» Task objective: Look through the material below. Copy every line with the string "vitamins" in it.
BEGIN Extracted information
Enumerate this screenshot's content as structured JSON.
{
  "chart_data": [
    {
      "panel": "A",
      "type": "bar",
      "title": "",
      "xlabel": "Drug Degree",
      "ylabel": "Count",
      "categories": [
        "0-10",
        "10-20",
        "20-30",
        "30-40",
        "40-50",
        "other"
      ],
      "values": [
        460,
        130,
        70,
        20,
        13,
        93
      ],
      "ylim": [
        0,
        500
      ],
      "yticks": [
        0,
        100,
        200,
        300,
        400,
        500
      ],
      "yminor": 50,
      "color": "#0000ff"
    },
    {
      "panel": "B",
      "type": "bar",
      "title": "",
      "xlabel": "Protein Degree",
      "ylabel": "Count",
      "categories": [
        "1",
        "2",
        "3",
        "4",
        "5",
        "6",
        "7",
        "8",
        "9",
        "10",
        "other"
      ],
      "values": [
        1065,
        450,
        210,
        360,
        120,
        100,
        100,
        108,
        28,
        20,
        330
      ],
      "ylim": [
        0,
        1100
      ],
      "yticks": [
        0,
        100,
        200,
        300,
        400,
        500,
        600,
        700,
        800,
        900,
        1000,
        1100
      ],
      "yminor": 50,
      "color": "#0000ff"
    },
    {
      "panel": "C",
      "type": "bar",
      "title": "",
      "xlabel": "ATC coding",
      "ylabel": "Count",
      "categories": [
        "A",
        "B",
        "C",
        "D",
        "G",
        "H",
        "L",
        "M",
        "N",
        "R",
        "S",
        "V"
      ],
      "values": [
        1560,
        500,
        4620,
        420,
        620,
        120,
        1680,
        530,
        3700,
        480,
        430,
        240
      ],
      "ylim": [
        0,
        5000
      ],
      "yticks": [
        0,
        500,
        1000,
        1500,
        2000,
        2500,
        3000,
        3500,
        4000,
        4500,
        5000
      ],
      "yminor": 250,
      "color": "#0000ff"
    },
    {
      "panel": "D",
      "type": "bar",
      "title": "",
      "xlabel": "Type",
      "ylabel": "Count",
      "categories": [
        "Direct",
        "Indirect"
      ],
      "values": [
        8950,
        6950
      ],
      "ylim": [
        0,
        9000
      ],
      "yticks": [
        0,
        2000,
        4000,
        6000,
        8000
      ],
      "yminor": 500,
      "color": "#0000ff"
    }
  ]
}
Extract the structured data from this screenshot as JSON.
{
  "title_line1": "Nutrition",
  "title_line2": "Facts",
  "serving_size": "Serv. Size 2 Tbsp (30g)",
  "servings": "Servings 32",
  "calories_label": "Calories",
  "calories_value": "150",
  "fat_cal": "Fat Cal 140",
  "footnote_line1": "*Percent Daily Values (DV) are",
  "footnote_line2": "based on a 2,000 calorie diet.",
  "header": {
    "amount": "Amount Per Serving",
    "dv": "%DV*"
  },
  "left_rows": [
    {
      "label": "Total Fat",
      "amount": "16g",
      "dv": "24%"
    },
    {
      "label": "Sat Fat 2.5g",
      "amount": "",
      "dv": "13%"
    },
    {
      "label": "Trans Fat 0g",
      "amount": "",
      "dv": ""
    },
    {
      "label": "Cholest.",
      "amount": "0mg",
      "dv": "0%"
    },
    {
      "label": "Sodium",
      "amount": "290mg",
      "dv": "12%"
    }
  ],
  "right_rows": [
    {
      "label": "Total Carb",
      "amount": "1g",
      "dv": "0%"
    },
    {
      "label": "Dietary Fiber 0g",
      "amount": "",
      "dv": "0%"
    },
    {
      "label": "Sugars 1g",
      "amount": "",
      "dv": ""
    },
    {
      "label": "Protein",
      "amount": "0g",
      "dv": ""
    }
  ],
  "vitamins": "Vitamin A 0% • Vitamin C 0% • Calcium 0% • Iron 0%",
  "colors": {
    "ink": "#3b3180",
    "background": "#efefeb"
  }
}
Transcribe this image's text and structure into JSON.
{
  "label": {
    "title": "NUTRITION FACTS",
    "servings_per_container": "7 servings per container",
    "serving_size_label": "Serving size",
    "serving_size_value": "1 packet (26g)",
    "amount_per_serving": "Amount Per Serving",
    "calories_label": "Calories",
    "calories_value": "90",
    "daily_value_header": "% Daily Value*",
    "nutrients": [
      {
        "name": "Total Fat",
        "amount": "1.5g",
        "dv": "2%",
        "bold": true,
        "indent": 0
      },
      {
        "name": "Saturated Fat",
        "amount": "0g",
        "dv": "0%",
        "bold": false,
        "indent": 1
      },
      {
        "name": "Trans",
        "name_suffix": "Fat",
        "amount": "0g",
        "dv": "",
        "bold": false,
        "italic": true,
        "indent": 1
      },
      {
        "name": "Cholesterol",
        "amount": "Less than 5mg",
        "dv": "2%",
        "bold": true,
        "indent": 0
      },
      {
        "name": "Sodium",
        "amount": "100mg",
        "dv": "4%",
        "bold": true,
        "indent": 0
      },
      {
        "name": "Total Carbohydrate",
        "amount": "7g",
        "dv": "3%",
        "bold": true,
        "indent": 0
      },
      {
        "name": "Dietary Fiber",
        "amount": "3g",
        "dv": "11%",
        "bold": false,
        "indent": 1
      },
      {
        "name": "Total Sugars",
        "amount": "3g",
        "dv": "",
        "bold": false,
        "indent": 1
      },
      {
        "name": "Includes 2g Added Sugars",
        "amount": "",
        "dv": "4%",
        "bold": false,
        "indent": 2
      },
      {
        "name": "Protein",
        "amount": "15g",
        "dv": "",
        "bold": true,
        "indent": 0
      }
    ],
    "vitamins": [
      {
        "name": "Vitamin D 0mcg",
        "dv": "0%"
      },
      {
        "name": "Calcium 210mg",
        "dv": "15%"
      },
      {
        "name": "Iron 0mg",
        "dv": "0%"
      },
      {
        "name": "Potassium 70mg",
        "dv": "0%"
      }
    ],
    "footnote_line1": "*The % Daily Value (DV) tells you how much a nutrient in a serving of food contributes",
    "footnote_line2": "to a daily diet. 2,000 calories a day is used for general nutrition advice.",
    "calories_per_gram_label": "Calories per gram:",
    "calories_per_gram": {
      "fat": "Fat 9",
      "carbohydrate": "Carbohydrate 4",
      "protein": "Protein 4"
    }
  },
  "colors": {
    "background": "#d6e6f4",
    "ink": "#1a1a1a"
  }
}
END Extracted information
» Response area:
  "vitamins": "Vitamin A 0% • Vitamin C 0% • Calcium 0% • Iron 0%",
    "vitamins": [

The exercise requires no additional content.